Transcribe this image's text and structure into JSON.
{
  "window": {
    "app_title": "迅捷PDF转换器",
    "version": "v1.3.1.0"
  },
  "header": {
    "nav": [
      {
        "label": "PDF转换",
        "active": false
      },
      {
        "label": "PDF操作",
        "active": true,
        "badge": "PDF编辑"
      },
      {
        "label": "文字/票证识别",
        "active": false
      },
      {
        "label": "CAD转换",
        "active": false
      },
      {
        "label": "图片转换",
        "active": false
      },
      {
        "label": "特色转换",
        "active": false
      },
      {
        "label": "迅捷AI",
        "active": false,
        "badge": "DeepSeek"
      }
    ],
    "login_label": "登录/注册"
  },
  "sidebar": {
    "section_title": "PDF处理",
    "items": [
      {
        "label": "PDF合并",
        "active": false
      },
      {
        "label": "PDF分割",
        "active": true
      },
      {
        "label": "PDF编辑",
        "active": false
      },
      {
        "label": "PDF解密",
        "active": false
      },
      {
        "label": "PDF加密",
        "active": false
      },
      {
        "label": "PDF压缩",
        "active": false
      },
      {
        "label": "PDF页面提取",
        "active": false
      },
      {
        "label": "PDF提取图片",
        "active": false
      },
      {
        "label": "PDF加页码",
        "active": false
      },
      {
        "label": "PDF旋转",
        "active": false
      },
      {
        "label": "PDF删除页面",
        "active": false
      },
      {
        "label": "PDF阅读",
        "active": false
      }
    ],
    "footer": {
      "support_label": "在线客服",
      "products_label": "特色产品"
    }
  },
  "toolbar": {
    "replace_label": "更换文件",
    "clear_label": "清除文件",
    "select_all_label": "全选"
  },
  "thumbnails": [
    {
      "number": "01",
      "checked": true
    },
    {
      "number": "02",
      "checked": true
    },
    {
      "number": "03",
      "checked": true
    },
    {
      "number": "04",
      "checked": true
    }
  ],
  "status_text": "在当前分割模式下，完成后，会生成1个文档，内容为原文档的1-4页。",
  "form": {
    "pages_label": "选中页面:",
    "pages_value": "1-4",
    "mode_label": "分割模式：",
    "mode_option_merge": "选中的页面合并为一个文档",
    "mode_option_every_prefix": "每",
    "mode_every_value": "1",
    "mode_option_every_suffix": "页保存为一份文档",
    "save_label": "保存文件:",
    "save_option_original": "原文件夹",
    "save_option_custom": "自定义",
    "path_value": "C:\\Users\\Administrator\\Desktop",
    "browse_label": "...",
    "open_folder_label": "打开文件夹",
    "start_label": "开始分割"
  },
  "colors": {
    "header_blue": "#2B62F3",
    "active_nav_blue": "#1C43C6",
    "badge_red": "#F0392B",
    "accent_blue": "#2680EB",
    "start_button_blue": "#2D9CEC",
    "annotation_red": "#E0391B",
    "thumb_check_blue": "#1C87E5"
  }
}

⁂

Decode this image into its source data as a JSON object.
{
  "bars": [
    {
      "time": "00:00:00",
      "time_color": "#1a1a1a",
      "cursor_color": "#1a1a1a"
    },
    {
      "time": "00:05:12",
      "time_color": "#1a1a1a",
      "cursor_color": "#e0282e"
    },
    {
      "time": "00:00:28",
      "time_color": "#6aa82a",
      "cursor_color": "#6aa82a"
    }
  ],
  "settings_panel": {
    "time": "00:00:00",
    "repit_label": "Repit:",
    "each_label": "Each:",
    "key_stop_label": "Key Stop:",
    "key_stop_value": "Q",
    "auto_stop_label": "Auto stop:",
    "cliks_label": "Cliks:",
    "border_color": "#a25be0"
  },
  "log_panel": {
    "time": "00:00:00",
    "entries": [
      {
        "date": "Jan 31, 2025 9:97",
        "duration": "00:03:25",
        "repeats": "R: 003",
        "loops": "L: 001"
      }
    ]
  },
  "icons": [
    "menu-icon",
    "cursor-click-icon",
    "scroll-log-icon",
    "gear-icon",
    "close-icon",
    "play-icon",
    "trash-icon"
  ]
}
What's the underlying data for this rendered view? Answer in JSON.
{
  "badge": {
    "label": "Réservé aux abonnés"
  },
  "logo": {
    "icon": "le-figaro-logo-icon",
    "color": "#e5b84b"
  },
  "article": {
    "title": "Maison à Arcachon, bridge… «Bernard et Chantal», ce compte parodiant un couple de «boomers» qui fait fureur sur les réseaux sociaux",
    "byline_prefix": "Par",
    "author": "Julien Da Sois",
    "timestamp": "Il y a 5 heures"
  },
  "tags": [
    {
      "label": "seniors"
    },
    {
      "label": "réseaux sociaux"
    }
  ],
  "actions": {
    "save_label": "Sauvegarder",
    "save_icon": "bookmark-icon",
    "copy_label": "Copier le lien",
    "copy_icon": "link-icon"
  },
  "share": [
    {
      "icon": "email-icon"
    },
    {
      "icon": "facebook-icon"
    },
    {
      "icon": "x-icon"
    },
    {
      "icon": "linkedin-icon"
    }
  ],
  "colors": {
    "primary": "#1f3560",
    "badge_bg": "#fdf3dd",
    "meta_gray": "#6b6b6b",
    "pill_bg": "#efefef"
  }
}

⁂

### Given request
Copy out each line of the records where the string "image" appears.

### Result for this exercise
Transcribe this image's text and structure into JSON.
Decode this image into its source data as a JSON object.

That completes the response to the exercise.